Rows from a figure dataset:
^^^^^^^^

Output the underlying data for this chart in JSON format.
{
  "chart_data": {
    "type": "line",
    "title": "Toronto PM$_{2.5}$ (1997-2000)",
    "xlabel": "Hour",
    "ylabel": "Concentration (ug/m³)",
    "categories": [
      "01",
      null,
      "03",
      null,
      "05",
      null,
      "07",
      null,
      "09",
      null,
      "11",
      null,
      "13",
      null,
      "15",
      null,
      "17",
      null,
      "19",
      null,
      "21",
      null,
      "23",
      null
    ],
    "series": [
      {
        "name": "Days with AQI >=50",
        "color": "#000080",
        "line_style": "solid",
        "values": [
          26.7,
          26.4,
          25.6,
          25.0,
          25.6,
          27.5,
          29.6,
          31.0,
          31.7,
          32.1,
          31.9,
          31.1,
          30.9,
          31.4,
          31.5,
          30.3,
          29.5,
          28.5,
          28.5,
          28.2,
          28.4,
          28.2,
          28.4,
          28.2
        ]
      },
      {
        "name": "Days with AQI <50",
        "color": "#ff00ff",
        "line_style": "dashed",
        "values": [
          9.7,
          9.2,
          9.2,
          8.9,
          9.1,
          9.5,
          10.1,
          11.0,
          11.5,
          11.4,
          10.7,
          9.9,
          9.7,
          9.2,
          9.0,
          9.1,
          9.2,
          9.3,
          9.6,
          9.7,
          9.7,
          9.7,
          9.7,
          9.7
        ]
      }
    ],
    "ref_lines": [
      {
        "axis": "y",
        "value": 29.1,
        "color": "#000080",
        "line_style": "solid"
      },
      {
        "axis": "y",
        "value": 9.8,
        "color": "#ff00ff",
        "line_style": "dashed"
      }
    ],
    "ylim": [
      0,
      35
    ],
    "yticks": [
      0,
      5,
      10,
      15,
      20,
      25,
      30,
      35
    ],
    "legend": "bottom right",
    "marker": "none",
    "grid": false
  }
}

^^^^^^^^

**PROBLEM REQUIREMENTS**
Copy out each line of the material that holds the word "name".

**SOLUTION TO THE PROBLEM**
        "name": "Days with AQI >=50",
        "name": "Days with AQI <50",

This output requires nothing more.